Task instructions — Copy out the entries below precisely; nothing is to be omitted.

Data listing —
────

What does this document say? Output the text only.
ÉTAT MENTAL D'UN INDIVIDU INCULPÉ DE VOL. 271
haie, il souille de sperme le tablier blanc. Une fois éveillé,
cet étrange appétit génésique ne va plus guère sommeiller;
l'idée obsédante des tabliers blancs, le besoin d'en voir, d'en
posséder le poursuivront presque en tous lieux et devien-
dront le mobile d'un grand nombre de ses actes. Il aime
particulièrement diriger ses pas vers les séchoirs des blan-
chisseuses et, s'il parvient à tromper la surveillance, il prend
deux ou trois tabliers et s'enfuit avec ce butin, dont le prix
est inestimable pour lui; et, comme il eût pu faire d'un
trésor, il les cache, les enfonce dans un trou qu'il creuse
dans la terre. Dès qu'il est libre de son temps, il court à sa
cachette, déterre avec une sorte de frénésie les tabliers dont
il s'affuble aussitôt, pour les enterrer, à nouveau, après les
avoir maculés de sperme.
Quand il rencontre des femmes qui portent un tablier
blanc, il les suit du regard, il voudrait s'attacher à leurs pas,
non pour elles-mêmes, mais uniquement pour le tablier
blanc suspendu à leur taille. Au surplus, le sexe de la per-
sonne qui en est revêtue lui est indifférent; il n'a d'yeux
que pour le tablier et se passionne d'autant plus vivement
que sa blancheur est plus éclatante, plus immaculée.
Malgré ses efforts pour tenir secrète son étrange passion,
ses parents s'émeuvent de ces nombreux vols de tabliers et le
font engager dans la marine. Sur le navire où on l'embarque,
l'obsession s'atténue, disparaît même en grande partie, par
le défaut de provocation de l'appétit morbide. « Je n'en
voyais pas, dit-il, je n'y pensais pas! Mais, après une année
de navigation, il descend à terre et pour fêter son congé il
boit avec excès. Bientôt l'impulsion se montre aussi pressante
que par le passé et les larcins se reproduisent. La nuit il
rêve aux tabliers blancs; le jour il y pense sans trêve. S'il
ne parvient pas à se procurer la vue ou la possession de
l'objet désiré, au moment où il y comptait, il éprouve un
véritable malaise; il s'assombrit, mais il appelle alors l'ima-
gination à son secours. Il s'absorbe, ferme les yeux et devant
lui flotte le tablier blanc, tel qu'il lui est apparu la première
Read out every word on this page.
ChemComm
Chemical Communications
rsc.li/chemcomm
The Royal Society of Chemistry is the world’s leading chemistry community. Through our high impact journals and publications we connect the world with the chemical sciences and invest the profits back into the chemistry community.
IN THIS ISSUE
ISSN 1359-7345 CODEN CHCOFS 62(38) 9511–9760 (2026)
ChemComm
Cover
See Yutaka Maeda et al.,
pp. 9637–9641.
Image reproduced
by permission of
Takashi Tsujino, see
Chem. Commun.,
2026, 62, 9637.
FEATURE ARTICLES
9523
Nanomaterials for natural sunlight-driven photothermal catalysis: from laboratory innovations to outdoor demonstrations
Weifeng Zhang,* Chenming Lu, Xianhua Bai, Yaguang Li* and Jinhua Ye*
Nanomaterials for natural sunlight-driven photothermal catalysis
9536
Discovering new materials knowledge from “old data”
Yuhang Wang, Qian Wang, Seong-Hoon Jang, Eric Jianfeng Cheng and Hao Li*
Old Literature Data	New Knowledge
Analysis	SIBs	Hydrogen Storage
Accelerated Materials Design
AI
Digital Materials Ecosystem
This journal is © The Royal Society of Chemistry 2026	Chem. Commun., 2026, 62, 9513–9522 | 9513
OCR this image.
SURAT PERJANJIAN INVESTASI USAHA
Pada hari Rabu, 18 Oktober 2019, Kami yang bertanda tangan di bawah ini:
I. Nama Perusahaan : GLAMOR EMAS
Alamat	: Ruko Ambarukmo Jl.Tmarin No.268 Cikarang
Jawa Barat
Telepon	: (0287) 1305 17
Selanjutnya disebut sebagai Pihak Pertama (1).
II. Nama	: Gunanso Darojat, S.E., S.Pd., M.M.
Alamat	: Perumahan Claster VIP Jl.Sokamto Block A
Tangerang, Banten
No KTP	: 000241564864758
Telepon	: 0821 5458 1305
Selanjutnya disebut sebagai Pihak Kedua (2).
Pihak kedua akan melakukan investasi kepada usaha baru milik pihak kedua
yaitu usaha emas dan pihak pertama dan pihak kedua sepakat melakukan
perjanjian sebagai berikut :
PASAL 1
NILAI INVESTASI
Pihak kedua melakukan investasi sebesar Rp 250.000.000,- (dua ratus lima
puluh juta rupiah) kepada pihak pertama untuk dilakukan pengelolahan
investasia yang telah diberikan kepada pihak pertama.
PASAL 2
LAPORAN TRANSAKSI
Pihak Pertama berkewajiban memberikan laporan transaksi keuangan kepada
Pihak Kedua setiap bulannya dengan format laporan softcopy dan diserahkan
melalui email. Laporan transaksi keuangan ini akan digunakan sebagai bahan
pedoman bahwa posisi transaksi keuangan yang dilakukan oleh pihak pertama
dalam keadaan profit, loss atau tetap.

────

Solution —
What does this document say? Output the text only.
ÉTAT MENTAL D'UN INDIVIDU INCULPÉ DE VOL. 271
haie, il souille de sperme le tablier blanc. Une fois éveillé,
cet étrange appétit génésique ne va plus guère sommeiller;
l'idée obsédante des tabliers blancs, le besoin d'en voir, d'en
posséder le poursuivront presque en tous lieux et devien-
dront le mobile d'un grand nombre de ses actes. Il aime
particulièrement diriger ses pas vers les séchoirs des blan-
chisseuses et, s'il parvient à tromper la surveillance, il prend
deux ou trois tabliers et s'enfuit avec ce butin, dont le prix
est inestimable pour lui; et, comme il eût pu faire d'un
trésor, il les cache, les enfonce dans un trou qu'il creuse
dans la terre. Dès qu'il est libre de son temps, il court à sa
cachette, déterre avec une sorte de frénésie les tabliers dont
il s'affuble aussitôt, pour les enterrer, à nouveau, après les
avoir maculés de sperme.
Quand il rencontre des femmes qui portent un tablier
blanc, il les suit du regard, il voudrait s'attacher à leurs pas,
non pour elles-mêmes, mais uniquement pour le tablier
blanc suspendu à leur taille. Au surplus, le sexe de la per-
sonne qui en est revêtue lui est indifférent; il n'a d'yeux
que pour le tablier et se passionne d'autant plus vivement
que sa blancheur est plus éclatante, plus immaculée.
Malgré ses efforts pour tenir secrète son étrange passion,
ses parents s'émeuvent de ces nombreux vols de tabliers et le
font engager dans la marine. Sur le navire où on l'embarque,
l'obsession s'atténue, disparaît même en grande partie, par
le défaut de provocation de l'appétit morbide. « Je n'en
voyais pas, dit-il, je n'y pensais pas! Mais, après une année
de navigation, il descend à terre et pour fêter son congé il
boit avec excès. Bientôt l'impulsion se montre aussi pressante
que par le passé et les larcins se reproduisent. La nuit il
rêve aux tabliers blancs; le jour il y pense sans trêve. S'il
ne parvient pas à se procurer la vue ou la possession de
l'objet désiré, au moment où il y comptait, il éprouve un
véritable malaise; il s'assombrit, mais il appelle alors l'ima-
gination à son secours. Il s'absorbe, ferme les yeux et devant
lui flotte le tablier blanc, tel qu'il lui est apparu la première
Read out every word on this page.
ChemComm
Chemical Communications
rsc.li/chemcomm
The Royal Society of Chemistry is the world’s leading chemistry community. Through our high impact journals and publications we connect the world with the chemical sciences and invest the profits back into the chemistry community.
IN THIS ISSUE
ISSN 1359-7345 CODEN CHCOFS 62(38) 9511–9760 (2026)
ChemComm
Cover
See Yutaka Maeda et al.,
pp. 9637–9641.
Image reproduced
by permission of
Takashi Tsujino, see
Chem. Commun.,
2026, 62, 9637.
FEATURE ARTICLES
9523
Nanomaterials for natural sunlight-driven photothermal catalysis: from laboratory innovations to outdoor demonstrations
Weifeng Zhang,* Chenming Lu, Xianhua Bai, Yaguang Li* and Jinhua Ye*
Nanomaterials for natural sunlight-driven photothermal catalysis
9536
Discovering new materials knowledge from “old data”
Yuhang Wang, Qian Wang, Seong-Hoon Jang, Eric Jianfeng Cheng and Hao Li*
Old Literature Data	New Knowledge
Analysis	SIBs	Hydrogen Storage
Accelerated Materials Design
AI
Digital Materials Ecosystem
This journal is © The Royal Society of Chemistry 2026	Chem. Commun., 2026, 62, 9513–9522 | 9513
OCR this image.
SURAT PERJANJIAN INVESTASI USAHA
Pada hari Rabu, 18 Oktober 2019, Kami yang bertanda tangan di bawah ini:
I. Nama Perusahaan : GLAMOR EMAS
Alamat	: Ruko Ambarukmo Jl.Tmarin No.268 Cikarang
Jawa Barat
Telepon	: (0287) 1305 17
Selanjutnya disebut sebagai Pihak Pertama (1).
II. Nama	: Gunanso Darojat, S.E., S.Pd., M.M.
Alamat	: Perumahan Claster VIP Jl.Sokamto Block A
Tangerang, Banten
No KTP	: 000241564864758
Telepon	: 0821 5458 1305
Selanjutnya disebut sebagai Pihak Kedua (2).
Pihak kedua akan melakukan investasi kepada usaha baru milik pihak kedua
yaitu usaha emas dan pihak pertama dan pihak kedua sepakat melakukan
perjanjian sebagai berikut :
PASAL 1
NILAI INVESTASI
Pihak kedua melakukan investasi sebesar Rp 250.000.000,- (dua ratus lima
puluh juta rupiah) kepada pihak pertama untuk dilakukan pengelolahan
investasia yang telah diberikan kepada pihak pertama.
PASAL 2
LAPORAN TRANSAKSI
Pihak Pertama berkewajiban memberikan laporan transaksi keuangan kepada
Pihak Kedua setiap bulannya dengan format laporan softcopy dan diserahkan
melalui email. Laporan transaksi keuangan ini akan digunakan sebagai bahan
pedoman bahwa posisi transaksi keuangan yang dilakukan oleh pihak pertama
dalam keadaan profit, loss atau tetap.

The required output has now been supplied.